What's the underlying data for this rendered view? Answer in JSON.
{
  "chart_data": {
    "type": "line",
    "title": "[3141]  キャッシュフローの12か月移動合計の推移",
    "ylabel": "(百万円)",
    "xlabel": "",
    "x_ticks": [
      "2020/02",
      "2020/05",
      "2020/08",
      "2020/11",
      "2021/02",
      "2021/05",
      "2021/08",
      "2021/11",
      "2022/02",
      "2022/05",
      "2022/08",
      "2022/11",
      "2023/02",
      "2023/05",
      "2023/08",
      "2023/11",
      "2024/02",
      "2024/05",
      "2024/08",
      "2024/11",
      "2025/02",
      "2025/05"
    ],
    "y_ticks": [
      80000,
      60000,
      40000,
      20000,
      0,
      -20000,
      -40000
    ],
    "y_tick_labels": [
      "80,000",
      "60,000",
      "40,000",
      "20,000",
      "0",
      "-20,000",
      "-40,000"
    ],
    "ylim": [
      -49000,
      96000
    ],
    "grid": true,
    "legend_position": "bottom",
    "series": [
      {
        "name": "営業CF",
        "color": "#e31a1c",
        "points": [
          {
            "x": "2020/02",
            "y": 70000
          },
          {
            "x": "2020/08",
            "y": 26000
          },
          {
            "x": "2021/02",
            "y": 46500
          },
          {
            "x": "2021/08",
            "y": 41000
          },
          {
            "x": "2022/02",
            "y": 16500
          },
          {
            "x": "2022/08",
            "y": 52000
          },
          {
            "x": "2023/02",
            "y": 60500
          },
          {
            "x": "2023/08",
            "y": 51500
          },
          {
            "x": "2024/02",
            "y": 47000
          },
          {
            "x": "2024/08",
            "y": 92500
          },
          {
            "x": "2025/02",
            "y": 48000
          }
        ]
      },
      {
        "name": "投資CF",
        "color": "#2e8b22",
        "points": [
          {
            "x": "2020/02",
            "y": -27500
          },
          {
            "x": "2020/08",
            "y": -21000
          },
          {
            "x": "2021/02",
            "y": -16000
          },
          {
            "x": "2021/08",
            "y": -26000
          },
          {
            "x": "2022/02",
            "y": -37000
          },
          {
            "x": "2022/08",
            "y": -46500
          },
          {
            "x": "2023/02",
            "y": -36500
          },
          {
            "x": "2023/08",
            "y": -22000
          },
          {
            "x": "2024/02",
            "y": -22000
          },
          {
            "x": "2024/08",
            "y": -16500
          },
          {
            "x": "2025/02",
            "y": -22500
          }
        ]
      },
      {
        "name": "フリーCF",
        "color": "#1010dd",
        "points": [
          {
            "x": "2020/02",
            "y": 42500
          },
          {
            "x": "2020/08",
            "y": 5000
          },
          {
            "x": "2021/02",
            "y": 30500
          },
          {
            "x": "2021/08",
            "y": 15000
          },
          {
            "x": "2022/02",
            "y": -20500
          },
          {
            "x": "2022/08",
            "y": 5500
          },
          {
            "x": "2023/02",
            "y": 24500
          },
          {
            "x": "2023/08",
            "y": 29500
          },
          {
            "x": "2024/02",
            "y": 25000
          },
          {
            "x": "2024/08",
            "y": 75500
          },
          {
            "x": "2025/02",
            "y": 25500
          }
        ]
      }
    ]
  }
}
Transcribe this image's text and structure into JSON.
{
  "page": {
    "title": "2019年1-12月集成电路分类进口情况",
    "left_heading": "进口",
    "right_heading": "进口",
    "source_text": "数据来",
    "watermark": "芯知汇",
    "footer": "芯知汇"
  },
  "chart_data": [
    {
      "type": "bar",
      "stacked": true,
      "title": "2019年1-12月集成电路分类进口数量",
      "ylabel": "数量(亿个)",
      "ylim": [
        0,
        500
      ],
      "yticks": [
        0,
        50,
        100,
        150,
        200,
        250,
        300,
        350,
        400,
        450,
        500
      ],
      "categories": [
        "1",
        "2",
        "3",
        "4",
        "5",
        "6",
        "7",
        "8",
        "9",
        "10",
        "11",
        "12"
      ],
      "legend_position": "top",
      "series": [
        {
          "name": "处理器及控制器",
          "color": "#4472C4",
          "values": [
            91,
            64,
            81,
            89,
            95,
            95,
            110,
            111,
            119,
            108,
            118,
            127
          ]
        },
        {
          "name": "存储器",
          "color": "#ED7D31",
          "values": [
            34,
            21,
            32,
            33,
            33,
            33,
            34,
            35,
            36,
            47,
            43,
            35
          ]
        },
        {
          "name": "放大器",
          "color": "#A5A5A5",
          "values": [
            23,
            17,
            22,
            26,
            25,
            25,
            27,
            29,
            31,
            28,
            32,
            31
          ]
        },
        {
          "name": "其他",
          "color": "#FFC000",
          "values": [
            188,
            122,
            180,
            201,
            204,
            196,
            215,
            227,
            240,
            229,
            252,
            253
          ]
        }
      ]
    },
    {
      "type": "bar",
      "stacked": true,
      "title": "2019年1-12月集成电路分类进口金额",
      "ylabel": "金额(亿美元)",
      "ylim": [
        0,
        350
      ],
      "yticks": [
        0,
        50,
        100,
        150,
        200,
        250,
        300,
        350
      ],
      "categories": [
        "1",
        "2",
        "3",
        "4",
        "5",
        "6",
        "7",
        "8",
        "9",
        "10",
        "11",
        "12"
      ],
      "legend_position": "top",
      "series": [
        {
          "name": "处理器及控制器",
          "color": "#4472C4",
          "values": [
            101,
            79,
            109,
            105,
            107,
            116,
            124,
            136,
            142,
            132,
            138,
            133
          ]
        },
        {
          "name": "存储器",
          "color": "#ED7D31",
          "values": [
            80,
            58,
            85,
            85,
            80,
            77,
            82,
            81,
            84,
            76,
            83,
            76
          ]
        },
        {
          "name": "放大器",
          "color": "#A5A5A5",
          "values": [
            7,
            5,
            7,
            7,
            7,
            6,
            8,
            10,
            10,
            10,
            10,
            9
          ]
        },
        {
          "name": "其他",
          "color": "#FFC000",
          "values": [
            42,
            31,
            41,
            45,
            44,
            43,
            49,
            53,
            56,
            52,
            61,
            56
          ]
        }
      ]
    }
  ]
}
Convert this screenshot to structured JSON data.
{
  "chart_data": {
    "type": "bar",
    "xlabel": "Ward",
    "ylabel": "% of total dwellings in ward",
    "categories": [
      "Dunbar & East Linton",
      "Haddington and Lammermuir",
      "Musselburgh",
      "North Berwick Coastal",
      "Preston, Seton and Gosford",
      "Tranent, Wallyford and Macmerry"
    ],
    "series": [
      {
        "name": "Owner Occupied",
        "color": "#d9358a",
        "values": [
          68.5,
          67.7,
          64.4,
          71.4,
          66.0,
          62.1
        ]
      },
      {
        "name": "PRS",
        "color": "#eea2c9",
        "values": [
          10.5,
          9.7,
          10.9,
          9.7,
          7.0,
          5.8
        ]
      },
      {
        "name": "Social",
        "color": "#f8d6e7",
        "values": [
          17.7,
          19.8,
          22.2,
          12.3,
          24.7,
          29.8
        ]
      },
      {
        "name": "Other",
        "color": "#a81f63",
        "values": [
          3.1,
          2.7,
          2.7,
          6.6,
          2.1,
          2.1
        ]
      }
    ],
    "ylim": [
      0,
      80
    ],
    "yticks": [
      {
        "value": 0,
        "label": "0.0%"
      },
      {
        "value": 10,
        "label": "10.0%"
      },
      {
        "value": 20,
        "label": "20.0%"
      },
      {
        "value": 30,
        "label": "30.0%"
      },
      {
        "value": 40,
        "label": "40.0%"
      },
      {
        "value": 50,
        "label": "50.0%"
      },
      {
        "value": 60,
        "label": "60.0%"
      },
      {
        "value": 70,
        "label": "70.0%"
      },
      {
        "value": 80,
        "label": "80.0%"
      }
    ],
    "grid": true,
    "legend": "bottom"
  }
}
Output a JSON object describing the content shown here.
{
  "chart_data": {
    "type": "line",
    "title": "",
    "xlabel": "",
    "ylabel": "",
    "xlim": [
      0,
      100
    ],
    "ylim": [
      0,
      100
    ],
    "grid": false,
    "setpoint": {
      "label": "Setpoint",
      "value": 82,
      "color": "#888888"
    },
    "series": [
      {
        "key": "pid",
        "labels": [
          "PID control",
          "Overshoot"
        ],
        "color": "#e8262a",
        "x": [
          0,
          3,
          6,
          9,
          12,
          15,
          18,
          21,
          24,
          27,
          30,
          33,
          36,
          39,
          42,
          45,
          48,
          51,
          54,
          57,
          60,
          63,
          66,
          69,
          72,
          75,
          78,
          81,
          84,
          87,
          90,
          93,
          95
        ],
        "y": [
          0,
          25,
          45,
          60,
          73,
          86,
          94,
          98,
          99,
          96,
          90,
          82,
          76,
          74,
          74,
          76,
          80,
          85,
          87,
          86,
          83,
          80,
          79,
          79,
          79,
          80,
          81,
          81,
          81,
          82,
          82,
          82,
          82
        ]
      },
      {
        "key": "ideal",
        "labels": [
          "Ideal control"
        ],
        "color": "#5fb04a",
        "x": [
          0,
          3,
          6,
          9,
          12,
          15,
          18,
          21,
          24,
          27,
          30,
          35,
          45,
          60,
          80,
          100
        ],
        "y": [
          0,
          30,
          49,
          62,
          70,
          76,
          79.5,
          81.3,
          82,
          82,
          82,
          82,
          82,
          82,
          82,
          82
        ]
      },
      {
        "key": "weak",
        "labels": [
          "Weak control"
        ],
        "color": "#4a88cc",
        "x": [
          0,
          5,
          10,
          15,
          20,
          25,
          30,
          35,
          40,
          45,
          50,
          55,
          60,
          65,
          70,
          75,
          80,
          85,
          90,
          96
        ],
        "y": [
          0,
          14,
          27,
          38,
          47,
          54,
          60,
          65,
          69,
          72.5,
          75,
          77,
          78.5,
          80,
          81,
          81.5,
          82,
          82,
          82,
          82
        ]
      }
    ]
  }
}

◆ **STATED EXERCISE**
Identify the lines that hold the word "title". Copy every one of them.

◆ **THE REPLY**
    "title": "[3141]  キャッシュフローの12か月移動合計の推移",
    "title": "2019年1-12月集成电路分类进口情况",
      "title": "2019年1-12月集成电路分类进口数量",
      "title": "2019年1-12月集成电路分类进口金额",
    "title": "",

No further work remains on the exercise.